━━━━━ STORED ROWS
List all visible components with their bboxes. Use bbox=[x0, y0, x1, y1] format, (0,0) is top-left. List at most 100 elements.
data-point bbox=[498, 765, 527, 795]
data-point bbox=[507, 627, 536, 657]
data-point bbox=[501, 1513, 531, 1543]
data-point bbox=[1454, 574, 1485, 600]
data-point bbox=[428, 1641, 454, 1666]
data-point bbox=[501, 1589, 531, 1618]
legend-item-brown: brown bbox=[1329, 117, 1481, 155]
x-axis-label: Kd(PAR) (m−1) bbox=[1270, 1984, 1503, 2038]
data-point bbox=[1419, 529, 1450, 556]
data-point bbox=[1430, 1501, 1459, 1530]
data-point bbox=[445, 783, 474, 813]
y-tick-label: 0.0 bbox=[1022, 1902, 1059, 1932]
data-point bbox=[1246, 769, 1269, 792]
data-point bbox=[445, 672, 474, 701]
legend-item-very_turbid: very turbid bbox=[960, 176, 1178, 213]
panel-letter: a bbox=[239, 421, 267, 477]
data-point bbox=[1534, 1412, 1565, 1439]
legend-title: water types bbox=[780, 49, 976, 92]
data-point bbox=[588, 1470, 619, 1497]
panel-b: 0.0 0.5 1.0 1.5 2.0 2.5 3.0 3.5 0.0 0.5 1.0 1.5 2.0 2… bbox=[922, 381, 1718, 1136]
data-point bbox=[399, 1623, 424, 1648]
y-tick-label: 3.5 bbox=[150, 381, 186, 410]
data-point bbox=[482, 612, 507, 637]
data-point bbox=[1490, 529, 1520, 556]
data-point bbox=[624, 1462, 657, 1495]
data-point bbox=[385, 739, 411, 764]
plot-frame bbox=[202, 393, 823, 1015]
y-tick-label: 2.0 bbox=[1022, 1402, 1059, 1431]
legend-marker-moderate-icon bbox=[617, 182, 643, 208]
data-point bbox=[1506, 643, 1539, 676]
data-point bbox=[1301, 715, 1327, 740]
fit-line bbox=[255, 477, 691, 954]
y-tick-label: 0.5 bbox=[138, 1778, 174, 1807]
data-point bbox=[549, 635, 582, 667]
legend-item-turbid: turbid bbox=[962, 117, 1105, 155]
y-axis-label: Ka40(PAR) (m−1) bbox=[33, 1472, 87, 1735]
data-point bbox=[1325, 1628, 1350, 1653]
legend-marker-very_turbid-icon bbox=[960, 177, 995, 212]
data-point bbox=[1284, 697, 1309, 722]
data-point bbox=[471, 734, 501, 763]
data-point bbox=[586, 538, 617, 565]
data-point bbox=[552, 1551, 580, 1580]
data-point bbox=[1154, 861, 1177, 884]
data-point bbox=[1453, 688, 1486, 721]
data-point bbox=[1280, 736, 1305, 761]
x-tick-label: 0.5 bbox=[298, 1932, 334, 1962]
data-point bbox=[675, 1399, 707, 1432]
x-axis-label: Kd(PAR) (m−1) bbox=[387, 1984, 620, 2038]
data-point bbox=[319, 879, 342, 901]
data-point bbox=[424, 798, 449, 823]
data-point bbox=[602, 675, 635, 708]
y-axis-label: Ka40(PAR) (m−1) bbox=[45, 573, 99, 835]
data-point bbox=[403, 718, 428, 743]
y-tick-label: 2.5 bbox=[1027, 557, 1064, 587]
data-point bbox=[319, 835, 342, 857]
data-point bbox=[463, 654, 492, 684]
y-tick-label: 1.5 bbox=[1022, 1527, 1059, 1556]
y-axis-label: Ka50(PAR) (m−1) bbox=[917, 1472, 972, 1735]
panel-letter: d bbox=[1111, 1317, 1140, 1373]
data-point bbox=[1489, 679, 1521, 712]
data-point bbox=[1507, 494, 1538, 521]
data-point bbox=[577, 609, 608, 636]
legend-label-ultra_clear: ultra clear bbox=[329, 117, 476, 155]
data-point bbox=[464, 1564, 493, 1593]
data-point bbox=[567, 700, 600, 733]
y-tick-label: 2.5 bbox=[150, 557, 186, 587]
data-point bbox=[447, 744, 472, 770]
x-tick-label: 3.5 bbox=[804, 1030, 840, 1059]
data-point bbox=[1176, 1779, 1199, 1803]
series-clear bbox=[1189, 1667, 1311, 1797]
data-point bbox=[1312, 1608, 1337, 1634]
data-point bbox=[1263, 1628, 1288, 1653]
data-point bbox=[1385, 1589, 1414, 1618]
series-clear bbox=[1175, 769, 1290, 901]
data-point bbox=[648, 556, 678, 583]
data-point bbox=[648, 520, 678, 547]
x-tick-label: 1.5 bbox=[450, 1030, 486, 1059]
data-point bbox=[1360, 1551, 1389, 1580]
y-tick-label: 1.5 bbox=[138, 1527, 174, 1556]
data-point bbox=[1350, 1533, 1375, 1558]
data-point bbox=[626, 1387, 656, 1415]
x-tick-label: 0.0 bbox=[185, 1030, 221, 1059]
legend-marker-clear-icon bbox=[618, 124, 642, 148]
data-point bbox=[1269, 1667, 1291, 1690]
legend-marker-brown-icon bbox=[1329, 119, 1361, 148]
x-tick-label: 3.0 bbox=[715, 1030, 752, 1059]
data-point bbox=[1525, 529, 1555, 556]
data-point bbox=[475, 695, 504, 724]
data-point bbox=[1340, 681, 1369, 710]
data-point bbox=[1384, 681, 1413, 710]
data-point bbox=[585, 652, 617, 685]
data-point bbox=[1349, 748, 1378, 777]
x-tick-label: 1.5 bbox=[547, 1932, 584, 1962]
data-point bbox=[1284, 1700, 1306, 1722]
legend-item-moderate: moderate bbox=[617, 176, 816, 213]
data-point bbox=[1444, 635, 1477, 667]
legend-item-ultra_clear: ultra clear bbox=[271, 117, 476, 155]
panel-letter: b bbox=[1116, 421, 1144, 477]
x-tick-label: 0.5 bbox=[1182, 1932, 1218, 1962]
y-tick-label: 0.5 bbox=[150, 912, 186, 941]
━━━━━━━━━━
SET EXERCISE:
Can you reproduce all of the rows above, character for character?

TASK SOLUTION:
List all visible components with their bboxes. Use bbox=[x0, y0, x1, y1] format, (0,0) is top-left. List at most 100 elements.
data-point bbox=[498, 765, 527, 795]
data-point bbox=[507, 627, 536, 657]
data-point bbox=[501, 1513, 531, 1543]
data-point bbox=[1454, 574, 1485, 600]
data-point bbox=[428, 1641, 454, 1666]
data-point bbox=[501, 1589, 531, 1618]
legend-item-brown: brown bbox=[1329, 117, 1481, 155]
x-axis-label: Kd(PAR) (m−1) bbox=[1270, 1984, 1503, 2038]
data-point bbox=[1419, 529, 1450, 556]
data-point bbox=[1430, 1501, 1459, 1530]
data-point bbox=[445, 783, 474, 813]
y-tick-label: 0.0 bbox=[1022, 1902, 1059, 1932]
data-point bbox=[1246, 769, 1269, 792]
data-point bbox=[445, 672, 474, 701]
legend-item-very_turbid: very turbid bbox=[960, 176, 1178, 213]
panel-letter: a bbox=[239, 421, 267, 477]
data-point bbox=[1534, 1412, 1565, 1439]
legend-title: water types bbox=[780, 49, 976, 92]
data-point bbox=[588, 1470, 619, 1497]
panel-b: 0.0 0.5 1.0 1.5 2.0 2.5 3.0 3.5 0.0 0.5 1.0 1.5 2.0 2… bbox=[922, 381, 1718, 1136]
data-point bbox=[399, 1623, 424, 1648]
y-tick-label: 3.5 bbox=[150, 381, 186, 410]
data-point bbox=[482, 612, 507, 637]
data-point bbox=[1490, 529, 1520, 556]
data-point bbox=[624, 1462, 657, 1495]
data-point bbox=[385, 739, 411, 764]
plot-frame bbox=[202, 393, 823, 1015]
y-tick-label: 2.0 bbox=[1022, 1402, 1059, 1431]
legend-marker-moderate-icon bbox=[617, 182, 643, 208]
data-point bbox=[1506, 643, 1539, 676]
data-point bbox=[1301, 715, 1327, 740]
fit-line bbox=[255, 477, 691, 954]
y-tick-label: 0.5 bbox=[138, 1778, 174, 1807]
data-point bbox=[549, 635, 582, 667]
legend-item-turbid: turbid bbox=[962, 117, 1105, 155]
y-axis-label: Ka40(PAR) (m−1) bbox=[33, 1472, 87, 1735]
data-point bbox=[1325, 1628, 1350, 1653]
legend-marker-very_turbid-icon bbox=[960, 177, 995, 212]
data-point bbox=[1284, 697, 1309, 722]
data-point bbox=[471, 734, 501, 763]
data-point bbox=[586, 538, 617, 565]
data-point bbox=[552, 1551, 580, 1580]
data-point bbox=[1154, 861, 1177, 884]
data-point bbox=[1453, 688, 1486, 721]
data-point bbox=[1280, 736, 1305, 761]
x-tick-label: 0.5 bbox=[298, 1932, 334, 1962]
data-point bbox=[675, 1399, 707, 1432]
x-axis-label: Kd(PAR) (m−1) bbox=[387, 1984, 620, 2038]
data-point bbox=[319, 879, 342, 901]
data-point bbox=[424, 798, 449, 823]
data-point bbox=[602, 675, 635, 708]
y-axis-label: Ka40(PAR) (m−1) bbox=[45, 573, 99, 835]
data-point bbox=[403, 718, 428, 743]
y-tick-label: 2.5 bbox=[1027, 557, 1064, 587]
data-point bbox=[319, 835, 342, 857]
data-point bbox=[463, 654, 492, 684]
y-tick-label: 1.5 bbox=[1022, 1527, 1059, 1556]
y-axis-label: Ka50(PAR) (m−1) bbox=[917, 1472, 972, 1735]
panel-letter: d bbox=[1111, 1317, 1140, 1373]
data-point bbox=[1489, 679, 1521, 712]
data-point bbox=[1507, 494, 1538, 521]
data-point bbox=[577, 609, 608, 636]
legend-label-ultra_clear: ultra clear bbox=[329, 117, 476, 155]
data-point bbox=[464, 1564, 493, 1593]
data-point bbox=[567, 700, 600, 733]
y-tick-label: 2.5 bbox=[150, 557, 186, 587]
data-point bbox=[447, 744, 472, 770]
x-tick-label: 3.5 bbox=[804, 1030, 840, 1059]
data-point bbox=[1176, 1779, 1199, 1803]
series-clear bbox=[1189, 1667, 1311, 1797]
data-point bbox=[1312, 1608, 1337, 1634]
data-point bbox=[1263, 1628, 1288, 1653]
data-point bbox=[1385, 1589, 1414, 1618]
series-clear bbox=[1175, 769, 1290, 901]
data-point bbox=[648, 556, 678, 583]
data-point bbox=[648, 520, 678, 547]
x-tick-label: 1.5 bbox=[450, 1030, 486, 1059]
data-point bbox=[1360, 1551, 1389, 1580]
y-tick-label: 1.5 bbox=[138, 1527, 174, 1556]
data-point bbox=[1350, 1533, 1375, 1558]
data-point bbox=[626, 1387, 656, 1415]
x-tick-label: 0.0 bbox=[185, 1030, 221, 1059]
legend-marker-clear-icon bbox=[618, 124, 642, 148]
data-point bbox=[1269, 1667, 1291, 1690]
legend-marker-brown-icon bbox=[1329, 119, 1361, 148]
x-tick-label: 3.0 bbox=[715, 1030, 752, 1059]
data-point bbox=[1525, 529, 1555, 556]
data-point bbox=[475, 695, 504, 724]
data-point bbox=[1340, 681, 1369, 710]
data-point bbox=[1384, 681, 1413, 710]
data-point bbox=[585, 652, 617, 685]
data-point bbox=[1349, 748, 1378, 777]
x-tick-label: 1.5 bbox=[547, 1932, 584, 1962]
data-point bbox=[1284, 1700, 1306, 1722]
legend-item-moderate: moderate bbox=[617, 176, 816, 213]
data-point bbox=[1444, 635, 1477, 667]
legend-item-ultra_clear: ultra clear bbox=[271, 117, 476, 155]
panel-letter: b bbox=[1116, 421, 1144, 477]
x-tick-label: 0.5 bbox=[1182, 1932, 1218, 1962]
y-tick-label: 0.5 bbox=[150, 912, 186, 941]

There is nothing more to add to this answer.